[Items from a figure collection]
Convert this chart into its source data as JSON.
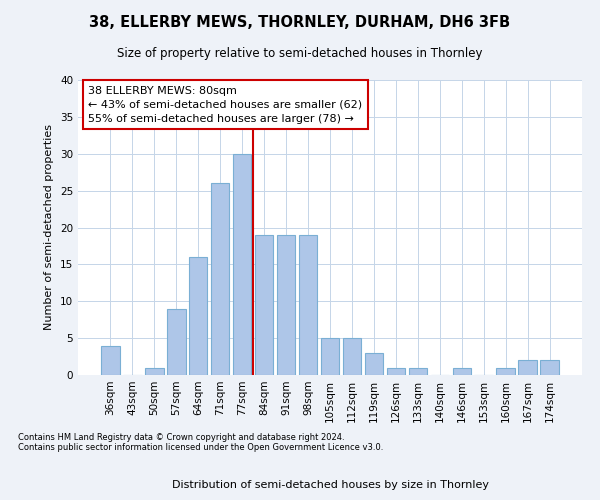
{
  "title": "38, ELLERBY MEWS, THORNLEY, DURHAM, DH6 3FB",
  "subtitle": "Size of property relative to semi-detached houses in Thornley",
  "xlabel": "Distribution of semi-detached houses by size in Thornley",
  "ylabel": "Number of semi-detached properties",
  "footnote1": "Contains HM Land Registry data © Crown copyright and database right 2024.",
  "footnote2": "Contains public sector information licensed under the Open Government Licence v3.0.",
  "categories": [
    "36sqm",
    "43sqm",
    "50sqm",
    "57sqm",
    "64sqm",
    "71sqm",
    "77sqm",
    "84sqm",
    "91sqm",
    "98sqm",
    "105sqm",
    "112sqm",
    "119sqm",
    "126sqm",
    "133sqm",
    "140sqm",
    "146sqm",
    "153sqm",
    "160sqm",
    "167sqm",
    "174sqm"
  ],
  "values": [
    4,
    0,
    1,
    9,
    16,
    26,
    30,
    19,
    19,
    19,
    5,
    5,
    3,
    1,
    1,
    0,
    1,
    0,
    1,
    2,
    2
  ],
  "bar_color": "#aec6e8",
  "bar_edge_color": "#7aafd4",
  "vline_x_index": 6.5,
  "vline_color": "#cc0000",
  "annotation_title": "38 ELLERBY MEWS: 80sqm",
  "annotation_line1": "← 43% of semi-detached houses are smaller (62)",
  "annotation_line2": "55% of semi-detached houses are larger (78) →",
  "annotation_box_color": "#cc0000",
  "ylim": [
    0,
    40
  ],
  "yticks": [
    0,
    5,
    10,
    15,
    20,
    25,
    30,
    35,
    40
  ],
  "bg_color": "#eef2f8",
  "plot_bg_color": "#ffffff",
  "grid_color": "#c5d5e8"
}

Instructions for the task —
Copy out every line of the material above that mentions the word "Contains".

Expected answer —
  "footnote1": "Contains HM Land Registry data © Crown copyright and database right 2024.",
  "footnote2": "Contains public sector information licensed under the Open Government Licence v3.0.",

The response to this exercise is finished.